— MATERIAL —

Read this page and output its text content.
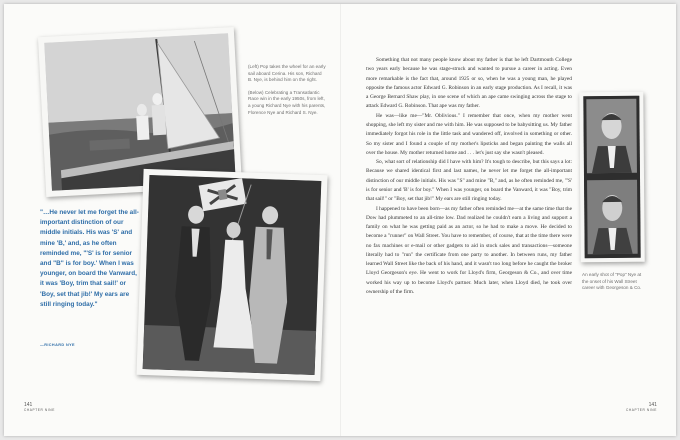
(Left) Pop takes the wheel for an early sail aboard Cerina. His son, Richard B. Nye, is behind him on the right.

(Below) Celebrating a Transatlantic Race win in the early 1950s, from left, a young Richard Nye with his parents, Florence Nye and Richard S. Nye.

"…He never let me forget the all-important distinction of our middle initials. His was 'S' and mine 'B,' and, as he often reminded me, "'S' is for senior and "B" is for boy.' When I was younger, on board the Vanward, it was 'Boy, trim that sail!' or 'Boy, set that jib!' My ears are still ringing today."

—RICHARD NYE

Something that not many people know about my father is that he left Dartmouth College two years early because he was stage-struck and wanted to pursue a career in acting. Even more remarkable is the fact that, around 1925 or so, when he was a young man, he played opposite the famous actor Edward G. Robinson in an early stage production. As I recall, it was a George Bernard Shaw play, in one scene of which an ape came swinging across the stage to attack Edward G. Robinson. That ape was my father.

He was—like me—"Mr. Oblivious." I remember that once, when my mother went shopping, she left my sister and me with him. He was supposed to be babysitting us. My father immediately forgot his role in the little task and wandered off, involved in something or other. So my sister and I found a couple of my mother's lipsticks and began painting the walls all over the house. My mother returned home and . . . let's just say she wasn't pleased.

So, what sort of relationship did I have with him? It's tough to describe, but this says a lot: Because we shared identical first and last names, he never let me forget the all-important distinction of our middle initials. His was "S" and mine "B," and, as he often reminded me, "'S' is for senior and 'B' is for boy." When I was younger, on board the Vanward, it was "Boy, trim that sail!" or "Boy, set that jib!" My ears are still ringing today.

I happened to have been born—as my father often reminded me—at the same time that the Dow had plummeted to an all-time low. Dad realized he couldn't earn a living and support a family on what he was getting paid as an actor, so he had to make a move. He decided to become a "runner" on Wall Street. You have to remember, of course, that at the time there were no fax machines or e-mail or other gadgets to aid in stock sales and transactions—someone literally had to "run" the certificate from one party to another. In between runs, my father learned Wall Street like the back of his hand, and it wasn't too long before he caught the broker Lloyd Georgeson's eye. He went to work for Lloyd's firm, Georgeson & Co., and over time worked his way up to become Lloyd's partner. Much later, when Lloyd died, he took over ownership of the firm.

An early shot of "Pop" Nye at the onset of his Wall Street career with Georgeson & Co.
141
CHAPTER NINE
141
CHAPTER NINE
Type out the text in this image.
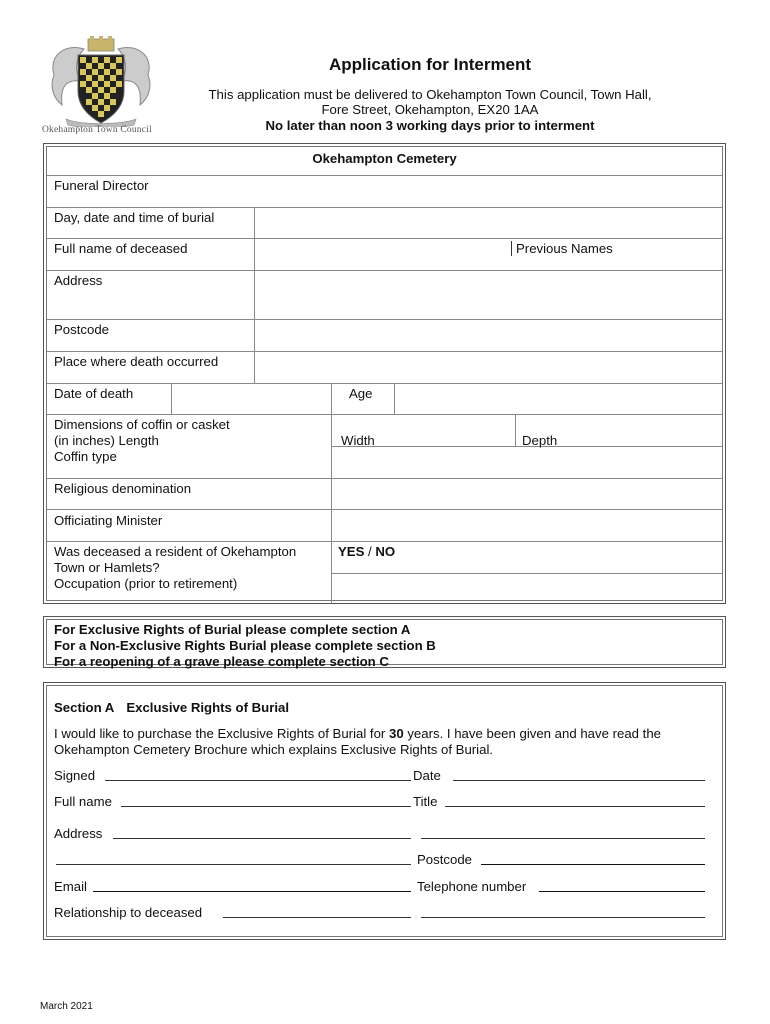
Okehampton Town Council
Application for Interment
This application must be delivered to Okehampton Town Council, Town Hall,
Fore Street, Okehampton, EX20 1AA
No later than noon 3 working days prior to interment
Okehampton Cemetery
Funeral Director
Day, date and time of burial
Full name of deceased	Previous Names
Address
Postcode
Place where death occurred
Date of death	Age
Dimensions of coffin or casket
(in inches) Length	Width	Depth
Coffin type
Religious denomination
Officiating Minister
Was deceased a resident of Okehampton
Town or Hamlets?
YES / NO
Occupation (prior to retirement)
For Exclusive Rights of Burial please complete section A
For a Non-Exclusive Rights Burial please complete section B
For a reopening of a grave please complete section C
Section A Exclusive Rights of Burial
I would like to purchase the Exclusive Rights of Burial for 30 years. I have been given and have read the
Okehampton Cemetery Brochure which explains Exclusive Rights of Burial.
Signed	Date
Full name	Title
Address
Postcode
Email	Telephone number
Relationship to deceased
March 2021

— PROBLEM DETAILS —
Without the pictures, reproduce every line of the records above exactly.

— SOLUTION BELOW —
Read this page and output its text content.
(Left) Pop takes the wheel for an early sail aboard Cerina. His son, Richard B. Nye, is behind him on the right.

(Below) Celebrating a Transatlantic Race win in the early 1950s, from left, a young Richard Nye with his parents, Florence Nye and Richard S. Nye.

"…He never let me forget the all-important distinction of our middle initials. His was 'S' and mine 'B,' and, as he often reminded me, "'S' is for senior and "B" is for boy.' When I was younger, on board the Vanward, it was 'Boy, trim that sail!' or 'Boy, set that jib!' My ears are still ringing today."

—RICHARD NYE

Something that not many people know about my father is that he left Dartmouth College two years early because he was stage-struck and wanted to pursue a career in acting. Even more remarkable is the fact that, around 1925 or so, when he was a young man, he played opposite the famous actor Edward G. Robinson in an early stage production. As I recall, it was a George Bernard Shaw play, in one scene of which an ape came swinging across the stage to attack Edward G. Robinson. That ape was my father.

He was—like me—"Mr. Oblivious." I remember that once, when my mother went shopping, she left my sister and me with him. He was supposed to be babysitting us. My father immediately forgot his role in the little task and wandered off, involved in something or other. So my sister and I found a couple of my mother's lipsticks and began painting the walls all over the house. My mother returned home and . . . let's just say she wasn't pleased.

So, what sort of relationship did I have with him? It's tough to describe, but this says a lot: Because we shared identical first and last names, he never let me forget the all-important distinction of our middle initials. His was "S" and mine "B," and, as he often reminded me, "'S' is for senior and 'B' is for boy." When I was younger, on board the Vanward, it was "Boy, trim that sail!" or "Boy, set that jib!" My ears are still ringing today.

I happened to have been born—as my father often reminded me—at the same time that the Dow had plummeted to an all-time low. Dad realized he couldn't earn a living and support a family on what he was getting paid as an actor, so he had to make a move. He decided to become a "runner" on Wall Street. You have to remember, of course, that at the time there were no fax machines or e-mail or other gadgets to aid in stock sales and transactions—someone literally had to "run" the certificate from one party to another. In between runs, my father learned Wall Street like the back of his hand, and it wasn't too long before he caught the broker Lloyd Georgeson's eye. He went to work for Lloyd's firm, Georgeson & Co., and over time worked his way up to become Lloyd's partner. Much later, when Lloyd died, he took over ownership of the firm.

An early shot of "Pop" Nye at the onset of his Wall Street career with Georgeson & Co.
141
CHAPTER NINE
141
CHAPTER NINE
Type out the text in this image.
Okehampton Town Council
Application for Interment
This application must be delivered to Okehampton Town Council, Town Hall,
Fore Street, Okehampton, EX20 1AA
No later than noon 3 working days prior to interment
Okehampton Cemetery
Funeral Director
Day, date and time of burial
Full name of deceased	Previous Names
Address
Postcode
Place where death occurred
Date of death	Age
Dimensions of coffin or casket
(in inches) Length	Width	Depth
Coffin type
Religious denomination
Officiating Minister
Was deceased a resident of Okehampton
Town or Hamlets?
YES / NO
Occupation (prior to retirement)
For Exclusive Rights of Burial please complete section A
For a Non-Exclusive Rights Burial please complete section B
For a reopening of a grave please complete section C
Section A Exclusive Rights of Burial
I would like to purchase the Exclusive Rights of Burial for 30 years. I have been given and have read the
Okehampton Cemetery Brochure which explains Exclusive Rights of Burial.
Signed	Date
Full name	Title
Address
Postcode
Email	Telephone number
Relationship to deceased
March 2021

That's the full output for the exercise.